- Set task
Reproduce every record exactly as it appears, but not the pictures.

# Supplied material start

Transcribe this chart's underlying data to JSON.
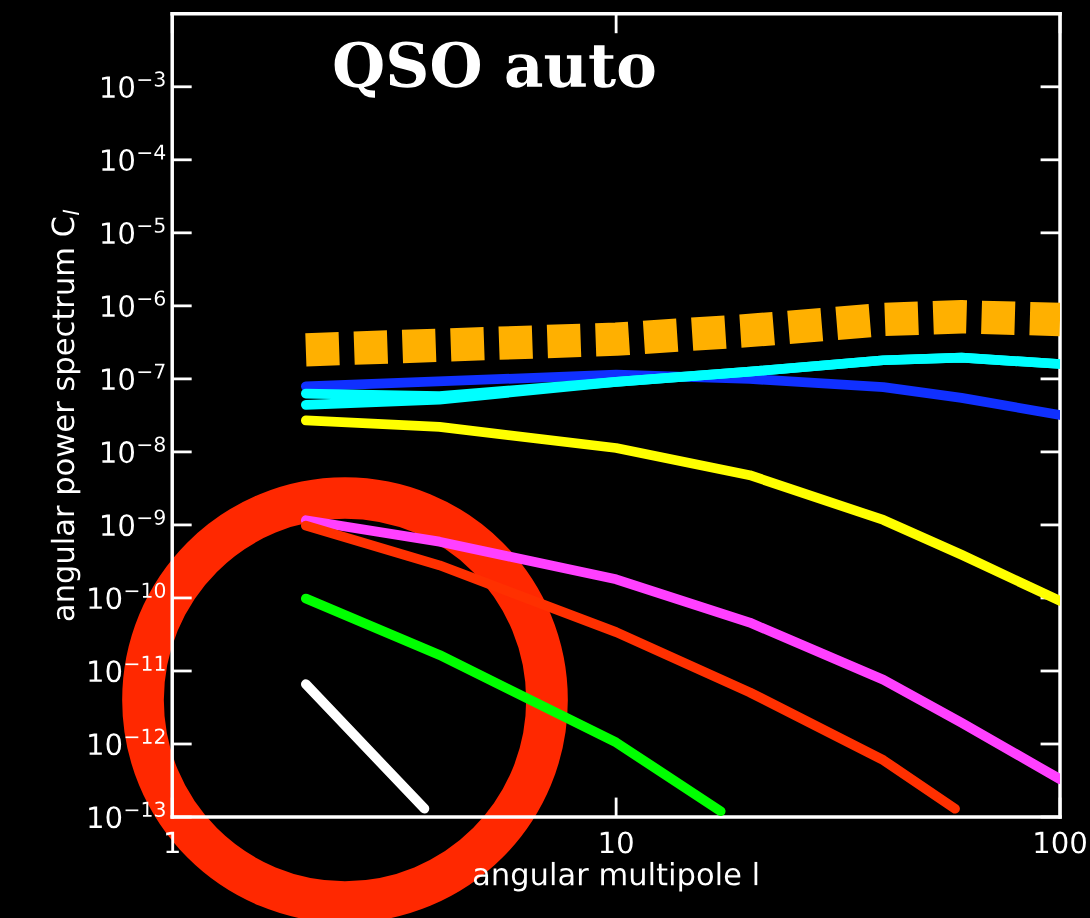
{
  "chart_data": {
    "type": "line",
    "title": "QSO auto",
    "xlabel": "angular multipole l",
    "ylabel": "angular power spectrum C$_{l}$",
    "log": "xy",
    "grid": false,
    "legend": false,
    "xlim": [
      1,
      100
    ],
    "xticks": [
      1,
      10,
      100
    ],
    "ylim": [
      1e-13,
      0.01
    ],
    "yticks": [
      {
        "value": 1e-13,
        "label": "10$^{−13}$"
      },
      {
        "value": 1e-12,
        "label": "10$^{−12}$"
      },
      {
        "value": 1e-11,
        "label": "10$^{−11}$"
      },
      {
        "value": 1e-10,
        "label": "10$^{−10}$"
      },
      {
        "value": 1e-09,
        "label": "10$^{−9}$"
      },
      {
        "value": 1e-08,
        "label": "10$^{−8}$"
      },
      {
        "value": 1e-07,
        "label": "10$^{−7}$"
      },
      {
        "value": 1e-06,
        "label": "10$^{−6}$"
      },
      {
        "value": 1e-05,
        "label": "10$^{−5}$"
      },
      {
        "value": 0.0001,
        "label": "10$^{−4}$"
      },
      {
        "value": 0.001,
        "label": "10$^{−3}$"
      }
    ],
    "series": [
      {
        "color": "#ffb000",
        "line_style": "dashed",
        "x": [
          2,
          10,
          20,
          40,
          60,
          100
        ],
        "values": [
          2.5e-07,
          3.5e-07,
          4.6e-07,
          6.5e-07,
          7.1e-07,
          6.5e-07
        ]
      },
      {
        "color": "#1030ff",
        "line_style": "solid",
        "x": [
          2,
          10,
          20,
          40,
          60,
          100
        ],
        "values": [
          7.9e-08,
          1.14e-07,
          1e-07,
          7.7e-08,
          5.5e-08,
          3.2e-08
        ]
      },
      {
        "color": "#00ffff",
        "line_style": "solid",
        "x": [
          2,
          4,
          10,
          20,
          40,
          60,
          100
        ],
        "values": [
          6.3e-08,
          5.8e-08,
          9.1e-08,
          1.26e-07,
          1.8e-07,
          1.95e-07,
          1.6e-07
        ]
      },
      {
        "color": "#00ffff",
        "line_style": "solid",
        "x": [
          2,
          4,
          10,
          20,
          40,
          60,
          100
        ],
        "values": [
          4.4e-08,
          5.2e-08,
          9.1e-08,
          1.26e-07,
          1.8e-07,
          1.95e-07,
          1.6e-07
        ]
      },
      {
        "color": "#ffff00",
        "line_style": "solid",
        "x": [
          2,
          4,
          10,
          20,
          40,
          60,
          100
        ],
        "values": [
          2.7e-08,
          2.2e-08,
          1.13e-08,
          4.8e-09,
          1.17e-09,
          3.9e-10,
          9.1e-11
        ]
      },
      {
        "color": "#ff40ff",
        "line_style": "solid",
        "x": [
          2,
          4,
          10,
          20,
          40,
          60,
          100
        ],
        "values": [
          1.16e-09,
          5.9e-10,
          1.8e-10,
          4.6e-11,
          7.6e-12,
          1.95e-12,
          3.3e-13
        ]
      },
      {
        "color": "#ff3000",
        "line_style": "solid",
        "x": [
          2,
          4,
          10,
          20,
          40,
          58
        ],
        "values": [
          9.8e-10,
          2.8e-10,
          3.4e-11,
          5.1e-12,
          6e-13,
          1.3e-13
        ]
      },
      {
        "color": "#00ff00",
        "line_style": "solid",
        "x": [
          2,
          4,
          10,
          17.2
        ],
        "values": [
          9.8e-11,
          1.66e-11,
          1.05e-12,
          1.2e-13
        ]
      },
      {
        "color": "#ffffff",
        "line_style": "solid",
        "x": [
          2,
          3.7
        ],
        "values": [
          6.6e-12,
          1.3e-13
        ]
      }
    ]
  }
}
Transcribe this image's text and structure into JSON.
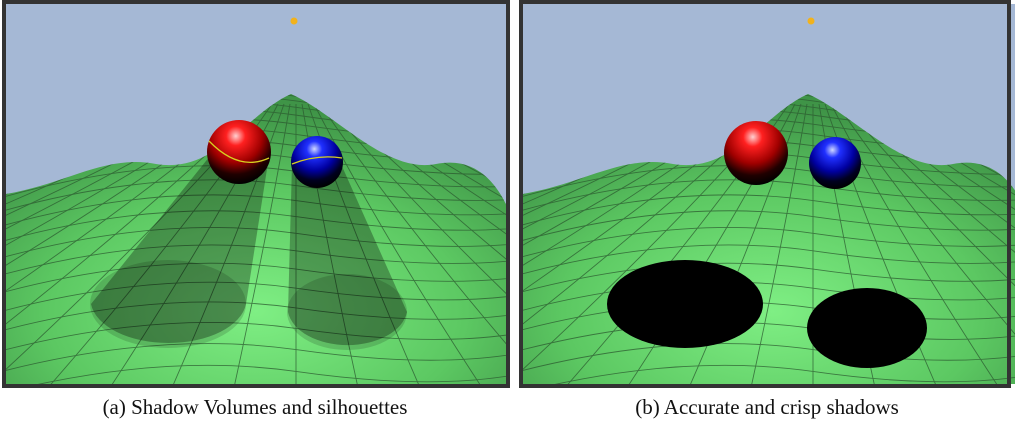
{
  "panels": [
    {
      "caption": "(a)  Shadow Volumes and silhouettes"
    },
    {
      "caption": "(b)  Accurate and crisp shadows"
    }
  ]
}
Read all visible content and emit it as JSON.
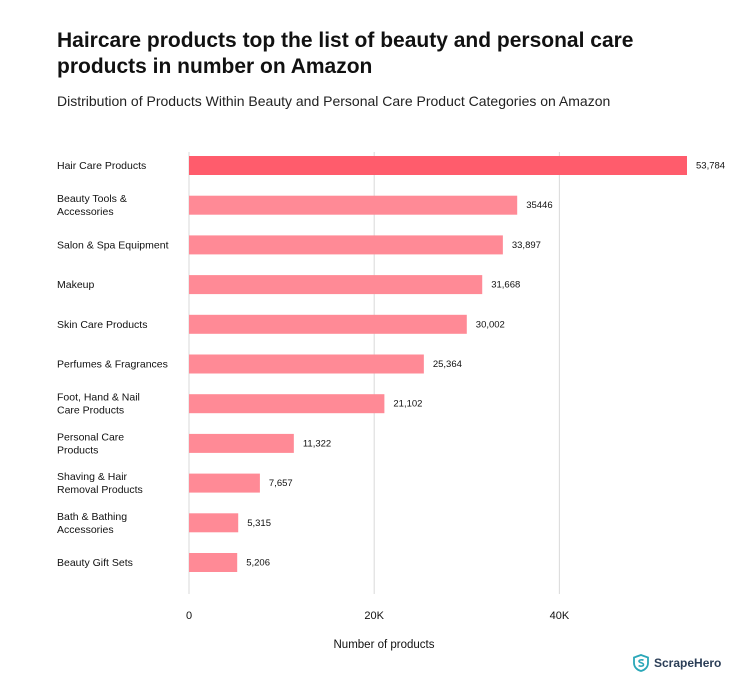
{
  "title": "Haircare products top the list of beauty and personal care products in number on Amazon",
  "subtitle": "Distribution of Products Within Beauty and Personal Care Product Categories on Amazon",
  "brand": {
    "name": "ScrapeHero",
    "icon": "shield-s-logo"
  },
  "colors": {
    "bar": "#ff8a96",
    "highlight": "#ff5c6c",
    "grid": "#d9d9d9"
  },
  "chart_data": {
    "type": "bar",
    "orientation": "horizontal",
    "xlabel": "Number of products",
    "ylabel": "",
    "xlim": [
      0,
      53784
    ],
    "xticks": [
      0,
      20000,
      40000
    ],
    "xtick_labels": [
      "0",
      "20K",
      "40K"
    ],
    "grid": true,
    "categories": [
      "Hair Care Products",
      "Beauty Tools & Accessories",
      "Salon & Spa Equipment",
      "Makeup",
      "Skin Care Products",
      "Perfumes & Fragrances",
      "Foot, Hand & Nail Care Products",
      "Personal Care Products",
      "Shaving & Hair Removal Products",
      "Bath & Bathing Accessories",
      "Beauty Gift Sets"
    ],
    "category_lines": [
      [
        "Hair Care Products"
      ],
      [
        "Beauty Tools &",
        "Accessories"
      ],
      [
        "Salon & Spa Equipment"
      ],
      [
        "Makeup"
      ],
      [
        "Skin Care Products"
      ],
      [
        "Perfumes & Fragrances"
      ],
      [
        "Foot, Hand & Nail",
        "Care Products"
      ],
      [
        "Personal Care",
        "Products"
      ],
      [
        "Shaving & Hair",
        "Removal Products"
      ],
      [
        "Bath & Bathing",
        "Accessories"
      ],
      [
        "Beauty Gift Sets"
      ]
    ],
    "values": [
      53784,
      35446,
      33897,
      31668,
      30002,
      25364,
      21102,
      11322,
      7657,
      5315,
      5206
    ],
    "value_labels": [
      "53,784",
      "35446",
      "33,897",
      "31,668",
      "30,002",
      "25,364",
      "21,102",
      "11,322",
      "7,657",
      "5,315",
      "5,206"
    ]
  }
}
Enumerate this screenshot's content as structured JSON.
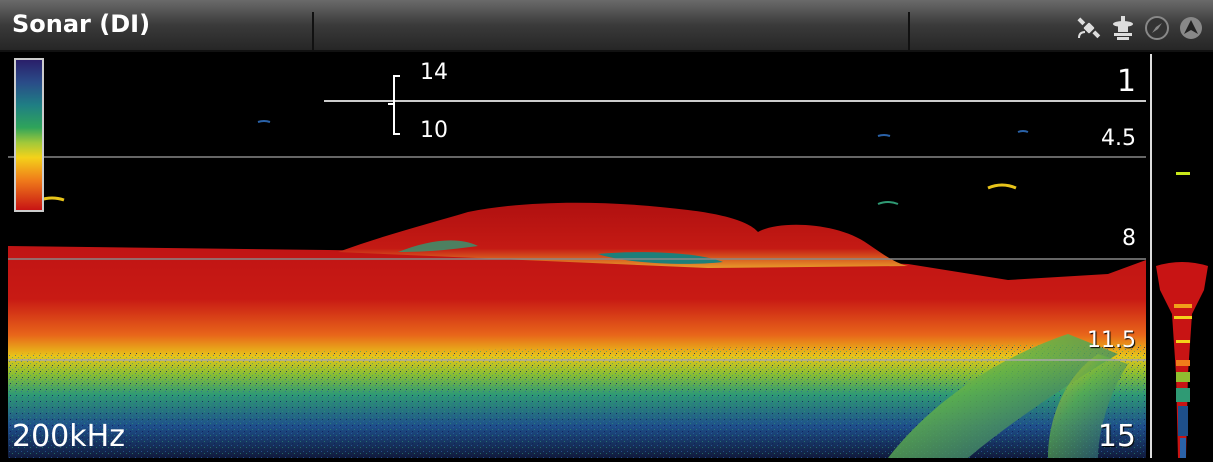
{
  "header": {
    "title": "Sonar (DI)",
    "icons": [
      "gps-satellite-icon",
      "transducer-icon",
      "compass-icon",
      "navigation-arrow-icon"
    ]
  },
  "sonar": {
    "frequency": "200kHz",
    "depth_scale": [
      "1",
      "4.5",
      "8",
      "11.5",
      "15"
    ],
    "fish_id_upper": "14",
    "fish_id_lower": "10",
    "palette_colors": [
      "#2a1f6a",
      "#1f7e84",
      "#2fa45a",
      "#f4d21a",
      "#f07c1a",
      "#c81414"
    ]
  }
}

# Supplied material end

- Final result
Transcribe this chart's underlying data to JSON.
{
  "chart_data": {
    "type": "line",
    "title": "QSO auto",
    "xlabel": "angular multipole l",
    "ylabel": "angular power spectrum C$_{l}$",
    "log": "xy",
    "grid": false,
    "legend": false,
    "xlim": [
      1,
      100
    ],
    "xticks": [
      1,
      10,
      100
    ],
    "ylim": [
      1e-13,
      0.01
    ],
    "yticks": [
      {
        "value": 1e-13,
        "label": "10$^{−13}$"
      },
      {
        "value": 1e-12,
        "label": "10$^{−12}$"
      },
      {
        "value": 1e-11,
        "label": "10$^{−11}$"
      },
      {
        "value": 1e-10,
        "label": "10$^{−10}$"
      },
      {
        "value": 1e-09,
        "label": "10$^{−9}$"
      },
      {
        "value": 1e-08,
        "label": "10$^{−8}$"
      },
      {
        "value": 1e-07,
        "label": "10$^{−7}$"
      },
      {
        "value": 1e-06,
        "label": "10$^{−6}$"
      },
      {
        "value": 1e-05,
        "label": "10$^{−5}$"
      },
      {
        "value": 0.0001,
        "label": "10$^{−4}$"
      },
      {
        "value": 0.001,
        "label": "10$^{−3}$"
      }
    ],
    "series": [
      {
        "color": "#ffb000",
        "line_style": "dashed",
        "x": [
          2,
          10,
          20,
          40,
          60,
          100
        ],
        "values": [
          2.5e-07,
          3.5e-07,
          4.6e-07,
          6.5e-07,
          7.1e-07,
          6.5e-07
        ]
      },
      {
        "color": "#1030ff",
        "line_style": "solid",
        "x": [
          2,
          10,
          20,
          40,
          60,
          100
        ],
        "values": [
          7.9e-08,
          1.14e-07,
          1e-07,
          7.7e-08,
          5.5e-08,
          3.2e-08
        ]
      },
      {
        "color": "#00ffff",
        "line_style": "solid",
        "x": [
          2,
          4,
          10,
          20,
          40,
          60,
          100
        ],
        "values": [
          6.3e-08,
          5.8e-08,
          9.1e-08,
          1.26e-07,
          1.8e-07,
          1.95e-07,
          1.6e-07
        ]
      },
      {
        "color": "#00ffff",
        "line_style": "solid",
        "x": [
          2,
          4,
          10,
          20,
          40,
          60,
          100
        ],
        "values": [
          4.4e-08,
          5.2e-08,
          9.1e-08,
          1.26e-07,
          1.8e-07,
          1.95e-07,
          1.6e-07
        ]
      },
      {
        "color": "#ffff00",
        "line_style": "solid",
        "x": [
          2,
          4,
          10,
          20,
          40,
          60,
          100
        ],
        "values": [
          2.7e-08,
          2.2e-08,
          1.13e-08,
          4.8e-09,
          1.17e-09,
          3.9e-10,
          9.1e-11
        ]
      },
      {
        "color": "#ff40ff",
        "line_style": "solid",
        "x": [
          2,
          4,
          10,
          20,
          40,
          60,
          100
        ],
        "values": [
          1.16e-09,
          5.9e-10,
          1.8e-10,
          4.6e-11,
          7.6e-12,
          1.95e-12,
          3.3e-13
        ]
      },
      {
        "color": "#ff3000",
        "line_style": "solid",
        "x": [
          2,
          4,
          10,
          20,
          40,
          58
        ],
        "values": [
          9.8e-10,
          2.8e-10,
          3.4e-11,
          5.1e-12,
          6e-13,
          1.3e-13
        ]
      },
      {
        "color": "#00ff00",
        "line_style": "solid",
        "x": [
          2,
          4,
          10,
          17.2
        ],
        "values": [
          9.8e-11,
          1.66e-11,
          1.05e-12,
          1.2e-13
        ]
      },
      {
        "color": "#ffffff",
        "line_style": "solid",
        "x": [
          2,
          3.7
        ],
        "values": [
          6.6e-12,
          1.3e-13
        ]
      }
    ]
  }
}
Transcribe this image's text and structure into JSON.
{
  "panels": [
    {
      "caption": "(a)  Shadow Volumes and silhouettes"
    },
    {
      "caption": "(b)  Accurate and crisp shadows"
    }
  ]
}
Read all visible content and emit it as JSON.
{
  "title": "Haircare products top the list of beauty and personal care products in number on Amazon",
  "subtitle": "Distribution of Products Within Beauty and Personal Care Product Categories on Amazon",
  "brand": {
    "name": "ScrapeHero",
    "icon": "shield-s-logo"
  },
  "colors": {
    "bar": "#ff8a96",
    "highlight": "#ff5c6c",
    "grid": "#d9d9d9"
  },
  "chart_data": {
    "type": "bar",
    "orientation": "horizontal",
    "xlabel": "Number of products",
    "ylabel": "",
    "xlim": [
      0,
      53784
    ],
    "xticks": [
      0,
      20000,
      40000
    ],
    "xtick_labels": [
      "0",
      "20K",
      "40K"
    ],
    "grid": true,
    "categories": [
      "Hair Care Products",
      "Beauty Tools & Accessories",
      "Salon & Spa Equipment",
      "Makeup",
      "Skin Care Products",
      "Perfumes & Fragrances",
      "Foot, Hand & Nail Care Products",
      "Personal Care Products",
      "Shaving & Hair Removal Products",
      "Bath & Bathing Accessories",
      "Beauty Gift Sets"
    ],
    "category_lines": [
      [
        "Hair Care Products"
      ],
      [
        "Beauty Tools &",
        "Accessories"
      ],
      [
        "Salon & Spa Equipment"
      ],
      [
        "Makeup"
      ],
      [
        "Skin Care Products"
      ],
      [
        "Perfumes & Fragrances"
      ],
      [
        "Foot, Hand & Nail",
        "Care Products"
      ],
      [
        "Personal Care",
        "Products"
      ],
      [
        "Shaving & Hair",
        "Removal Products"
      ],
      [
        "Bath & Bathing",
        "Accessories"
      ],
      [
        "Beauty Gift Sets"
      ]
    ],
    "values": [
      53784,
      35446,
      33897,
      31668,
      30002,
      25364,
      21102,
      11322,
      7657,
      5315,
      5206
    ],
    "value_labels": [
      "53,784",
      "35446",
      "33,897",
      "31,668",
      "30,002",
      "25,364",
      "21,102",
      "11,322",
      "7,657",
      "5,315",
      "5,206"
    ]
  }
}
Enumerate this screenshot's content as structured JSON.
{
  "header": {
    "title": "Sonar (DI)",
    "icons": [
      "gps-satellite-icon",
      "transducer-icon",
      "compass-icon",
      "navigation-arrow-icon"
    ]
  },
  "sonar": {
    "frequency": "200kHz",
    "depth_scale": [
      "1",
      "4.5",
      "8",
      "11.5",
      "15"
    ],
    "fish_id_upper": "14",
    "fish_id_lower": "10",
    "palette_colors": [
      "#2a1f6a",
      "#1f7e84",
      "#2fa45a",
      "#f4d21a",
      "#f07c1a",
      "#c81414"
    ]
  }
}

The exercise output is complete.